Exercise requirements: Type every record exactly as it appears.

Stored rows:
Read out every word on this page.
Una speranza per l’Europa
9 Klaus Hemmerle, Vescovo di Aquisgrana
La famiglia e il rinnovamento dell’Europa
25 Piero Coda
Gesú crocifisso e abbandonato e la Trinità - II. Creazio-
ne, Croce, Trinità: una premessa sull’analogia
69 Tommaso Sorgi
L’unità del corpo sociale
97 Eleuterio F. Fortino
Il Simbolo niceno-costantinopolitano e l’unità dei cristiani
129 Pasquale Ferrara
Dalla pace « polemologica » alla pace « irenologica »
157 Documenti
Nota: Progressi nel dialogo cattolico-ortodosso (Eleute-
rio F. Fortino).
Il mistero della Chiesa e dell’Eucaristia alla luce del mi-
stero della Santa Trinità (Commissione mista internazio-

Task result:
Read out every word on this page.
Una speranza per l’Europa
9 Klaus Hemmerle, Vescovo di Aquisgrana
La famiglia e il rinnovamento dell’Europa
25 Piero Coda
Gesú crocifisso e abbandonato e la Trinità - II. Creazio-
ne, Croce, Trinità: una premessa sull’analogia
69 Tommaso Sorgi
L’unità del corpo sociale
97 Eleuterio F. Fortino
Il Simbolo niceno-costantinopolitano e l’unità dei cristiani
129 Pasquale Ferrara
Dalla pace « polemologica » alla pace « irenologica »
157 Documenti
Nota: Progressi nel dialogo cattolico-ortodosso (Eleute-
rio F. Fortino).
Il mistero della Chiesa e dell’Eucaristia alla luce del mi-
stero della Santa Trinità (Commissione mista internazio-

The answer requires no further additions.